▶ **Working data**
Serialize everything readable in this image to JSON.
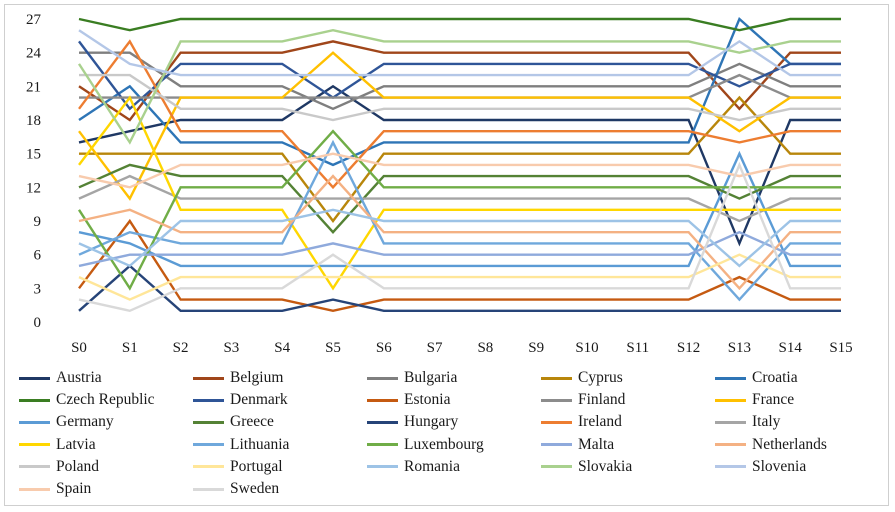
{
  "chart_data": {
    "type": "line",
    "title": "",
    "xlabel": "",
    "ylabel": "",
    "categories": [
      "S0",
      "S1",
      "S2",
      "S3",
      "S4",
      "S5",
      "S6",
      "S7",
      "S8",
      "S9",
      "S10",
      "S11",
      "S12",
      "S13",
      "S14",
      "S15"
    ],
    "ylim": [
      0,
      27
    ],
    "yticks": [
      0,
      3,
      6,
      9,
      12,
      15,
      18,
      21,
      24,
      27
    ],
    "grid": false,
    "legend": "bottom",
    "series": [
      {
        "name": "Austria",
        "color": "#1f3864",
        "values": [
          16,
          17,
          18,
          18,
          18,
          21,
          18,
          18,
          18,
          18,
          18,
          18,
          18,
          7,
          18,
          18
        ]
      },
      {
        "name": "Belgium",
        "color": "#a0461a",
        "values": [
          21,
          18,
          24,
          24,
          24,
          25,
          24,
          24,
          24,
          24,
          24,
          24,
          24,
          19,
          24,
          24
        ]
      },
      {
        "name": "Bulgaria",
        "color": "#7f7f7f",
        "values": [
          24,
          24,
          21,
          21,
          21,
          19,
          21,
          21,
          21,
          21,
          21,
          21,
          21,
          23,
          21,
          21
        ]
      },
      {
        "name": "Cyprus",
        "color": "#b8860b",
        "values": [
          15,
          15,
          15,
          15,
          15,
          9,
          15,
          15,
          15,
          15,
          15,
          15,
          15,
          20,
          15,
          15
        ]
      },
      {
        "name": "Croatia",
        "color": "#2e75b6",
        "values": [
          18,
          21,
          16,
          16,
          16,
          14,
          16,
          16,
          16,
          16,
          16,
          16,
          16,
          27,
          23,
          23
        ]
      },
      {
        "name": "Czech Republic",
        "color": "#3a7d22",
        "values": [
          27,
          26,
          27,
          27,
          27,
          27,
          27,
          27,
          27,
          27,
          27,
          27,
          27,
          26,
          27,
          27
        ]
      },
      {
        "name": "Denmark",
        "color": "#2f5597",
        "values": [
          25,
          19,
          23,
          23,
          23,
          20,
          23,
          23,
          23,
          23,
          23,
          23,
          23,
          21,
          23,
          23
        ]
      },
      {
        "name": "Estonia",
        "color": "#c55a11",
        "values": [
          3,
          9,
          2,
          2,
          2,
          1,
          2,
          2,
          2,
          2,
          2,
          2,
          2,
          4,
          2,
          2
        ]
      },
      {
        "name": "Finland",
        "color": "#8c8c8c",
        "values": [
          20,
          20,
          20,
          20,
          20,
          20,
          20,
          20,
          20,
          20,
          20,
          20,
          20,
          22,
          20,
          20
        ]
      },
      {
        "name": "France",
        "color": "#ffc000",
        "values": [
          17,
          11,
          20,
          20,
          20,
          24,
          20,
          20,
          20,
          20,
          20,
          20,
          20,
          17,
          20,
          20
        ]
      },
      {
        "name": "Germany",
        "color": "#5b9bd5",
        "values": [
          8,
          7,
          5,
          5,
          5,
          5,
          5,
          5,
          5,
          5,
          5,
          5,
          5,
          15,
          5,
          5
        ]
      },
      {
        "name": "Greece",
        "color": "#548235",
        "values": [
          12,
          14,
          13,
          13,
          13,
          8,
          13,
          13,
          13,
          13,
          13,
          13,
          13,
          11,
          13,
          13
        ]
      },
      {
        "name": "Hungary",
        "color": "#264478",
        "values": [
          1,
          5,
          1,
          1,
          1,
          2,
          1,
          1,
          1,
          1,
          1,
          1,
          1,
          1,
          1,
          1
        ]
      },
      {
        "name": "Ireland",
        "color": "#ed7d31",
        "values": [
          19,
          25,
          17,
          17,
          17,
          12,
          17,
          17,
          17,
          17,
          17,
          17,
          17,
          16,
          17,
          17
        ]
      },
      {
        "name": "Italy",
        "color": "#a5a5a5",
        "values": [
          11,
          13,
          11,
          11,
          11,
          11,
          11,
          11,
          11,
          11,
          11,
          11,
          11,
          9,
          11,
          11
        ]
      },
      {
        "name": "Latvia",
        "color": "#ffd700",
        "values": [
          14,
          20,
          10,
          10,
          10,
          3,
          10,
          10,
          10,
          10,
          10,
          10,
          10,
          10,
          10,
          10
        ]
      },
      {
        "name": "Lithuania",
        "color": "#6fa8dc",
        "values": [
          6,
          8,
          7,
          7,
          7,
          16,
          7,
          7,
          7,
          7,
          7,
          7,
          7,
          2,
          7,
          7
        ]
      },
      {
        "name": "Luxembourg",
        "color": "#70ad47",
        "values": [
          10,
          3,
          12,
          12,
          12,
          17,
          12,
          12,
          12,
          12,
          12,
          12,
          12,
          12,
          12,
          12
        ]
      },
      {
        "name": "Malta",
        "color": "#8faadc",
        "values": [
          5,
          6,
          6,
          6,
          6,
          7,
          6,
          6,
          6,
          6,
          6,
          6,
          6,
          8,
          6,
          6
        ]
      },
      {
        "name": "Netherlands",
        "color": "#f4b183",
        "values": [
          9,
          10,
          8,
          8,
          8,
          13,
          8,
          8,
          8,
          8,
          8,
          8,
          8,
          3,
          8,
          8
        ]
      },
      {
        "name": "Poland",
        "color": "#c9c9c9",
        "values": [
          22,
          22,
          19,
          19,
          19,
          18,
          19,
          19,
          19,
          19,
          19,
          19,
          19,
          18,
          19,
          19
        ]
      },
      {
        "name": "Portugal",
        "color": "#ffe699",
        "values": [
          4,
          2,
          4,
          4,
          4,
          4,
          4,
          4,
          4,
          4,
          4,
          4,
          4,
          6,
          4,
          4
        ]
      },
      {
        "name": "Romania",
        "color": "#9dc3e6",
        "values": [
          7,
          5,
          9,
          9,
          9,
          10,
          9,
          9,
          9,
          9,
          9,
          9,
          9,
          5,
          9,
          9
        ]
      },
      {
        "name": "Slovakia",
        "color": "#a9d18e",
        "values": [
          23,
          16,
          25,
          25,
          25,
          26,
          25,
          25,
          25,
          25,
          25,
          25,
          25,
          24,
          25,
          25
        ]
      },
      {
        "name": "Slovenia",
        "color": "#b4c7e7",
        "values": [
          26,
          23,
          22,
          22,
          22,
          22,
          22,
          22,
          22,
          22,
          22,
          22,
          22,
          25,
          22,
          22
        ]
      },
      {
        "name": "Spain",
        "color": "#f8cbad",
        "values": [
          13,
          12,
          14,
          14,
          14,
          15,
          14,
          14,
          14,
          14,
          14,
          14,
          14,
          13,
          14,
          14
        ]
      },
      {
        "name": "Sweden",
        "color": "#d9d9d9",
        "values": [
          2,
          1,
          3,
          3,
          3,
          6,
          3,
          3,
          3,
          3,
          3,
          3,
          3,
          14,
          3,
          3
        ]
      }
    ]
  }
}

* * *

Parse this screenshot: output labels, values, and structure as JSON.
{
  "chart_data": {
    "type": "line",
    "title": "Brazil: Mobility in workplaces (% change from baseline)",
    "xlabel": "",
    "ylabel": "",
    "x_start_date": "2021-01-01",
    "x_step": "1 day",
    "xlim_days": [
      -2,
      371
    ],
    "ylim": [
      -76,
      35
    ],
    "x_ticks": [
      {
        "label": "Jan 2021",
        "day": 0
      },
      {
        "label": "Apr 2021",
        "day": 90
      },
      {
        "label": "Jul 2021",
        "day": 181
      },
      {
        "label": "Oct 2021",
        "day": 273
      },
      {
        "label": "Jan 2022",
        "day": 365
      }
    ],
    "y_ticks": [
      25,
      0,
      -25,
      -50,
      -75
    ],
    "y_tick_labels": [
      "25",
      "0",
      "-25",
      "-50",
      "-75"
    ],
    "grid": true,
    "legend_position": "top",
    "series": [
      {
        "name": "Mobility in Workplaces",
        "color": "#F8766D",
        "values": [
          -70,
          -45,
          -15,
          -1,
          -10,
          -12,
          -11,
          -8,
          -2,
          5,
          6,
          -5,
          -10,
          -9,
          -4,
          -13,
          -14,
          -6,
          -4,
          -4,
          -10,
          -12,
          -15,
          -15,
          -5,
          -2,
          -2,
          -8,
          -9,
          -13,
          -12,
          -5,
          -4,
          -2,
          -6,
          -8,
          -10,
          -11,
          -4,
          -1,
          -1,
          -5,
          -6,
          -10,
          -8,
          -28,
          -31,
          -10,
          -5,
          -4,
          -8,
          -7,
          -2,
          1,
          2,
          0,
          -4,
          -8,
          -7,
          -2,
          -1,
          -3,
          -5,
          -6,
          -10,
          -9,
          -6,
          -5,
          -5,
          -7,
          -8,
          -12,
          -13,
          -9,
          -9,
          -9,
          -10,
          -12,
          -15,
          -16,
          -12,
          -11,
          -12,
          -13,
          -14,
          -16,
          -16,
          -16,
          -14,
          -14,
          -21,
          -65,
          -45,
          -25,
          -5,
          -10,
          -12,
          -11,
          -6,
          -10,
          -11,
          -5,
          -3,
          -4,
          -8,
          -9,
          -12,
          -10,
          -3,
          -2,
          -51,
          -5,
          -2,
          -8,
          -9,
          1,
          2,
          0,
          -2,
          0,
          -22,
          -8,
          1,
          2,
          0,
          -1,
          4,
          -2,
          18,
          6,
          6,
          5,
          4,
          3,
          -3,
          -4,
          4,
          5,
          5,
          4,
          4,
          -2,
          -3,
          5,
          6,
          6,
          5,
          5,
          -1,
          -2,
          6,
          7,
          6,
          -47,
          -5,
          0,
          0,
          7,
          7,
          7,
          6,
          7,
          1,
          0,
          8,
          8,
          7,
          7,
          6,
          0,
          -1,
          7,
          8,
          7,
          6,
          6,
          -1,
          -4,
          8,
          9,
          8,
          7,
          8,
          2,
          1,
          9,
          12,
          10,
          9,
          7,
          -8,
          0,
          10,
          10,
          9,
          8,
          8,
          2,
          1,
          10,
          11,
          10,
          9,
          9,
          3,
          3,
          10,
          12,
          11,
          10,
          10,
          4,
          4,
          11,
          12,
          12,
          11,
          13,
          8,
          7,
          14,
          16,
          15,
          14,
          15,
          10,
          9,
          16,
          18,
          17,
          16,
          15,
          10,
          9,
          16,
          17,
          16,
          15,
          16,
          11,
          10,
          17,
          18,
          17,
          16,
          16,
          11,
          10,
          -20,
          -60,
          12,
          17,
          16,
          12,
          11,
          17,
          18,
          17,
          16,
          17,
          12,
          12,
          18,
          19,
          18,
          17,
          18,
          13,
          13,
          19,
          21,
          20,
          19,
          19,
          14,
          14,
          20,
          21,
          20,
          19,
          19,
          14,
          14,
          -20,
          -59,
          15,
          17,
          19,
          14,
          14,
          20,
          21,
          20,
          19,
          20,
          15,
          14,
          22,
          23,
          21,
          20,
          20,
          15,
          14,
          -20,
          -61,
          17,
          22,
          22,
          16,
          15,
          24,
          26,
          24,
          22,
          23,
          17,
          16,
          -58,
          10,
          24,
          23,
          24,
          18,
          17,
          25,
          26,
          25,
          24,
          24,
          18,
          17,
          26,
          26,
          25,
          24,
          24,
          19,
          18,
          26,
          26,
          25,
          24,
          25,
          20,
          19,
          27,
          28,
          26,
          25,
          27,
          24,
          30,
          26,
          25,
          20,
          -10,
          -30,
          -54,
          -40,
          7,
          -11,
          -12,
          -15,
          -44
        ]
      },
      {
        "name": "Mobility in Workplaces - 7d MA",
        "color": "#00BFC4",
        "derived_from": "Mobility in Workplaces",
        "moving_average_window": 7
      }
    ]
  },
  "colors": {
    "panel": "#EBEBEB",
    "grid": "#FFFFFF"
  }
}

▶ **Your instructions**
Lines that hold the word "JSON" are the ones to return, every one of them.

▶ **Exercise response**
Serialize everything readable in this image to JSON.
Parse this screenshot: output labels, values, and structure as JSON.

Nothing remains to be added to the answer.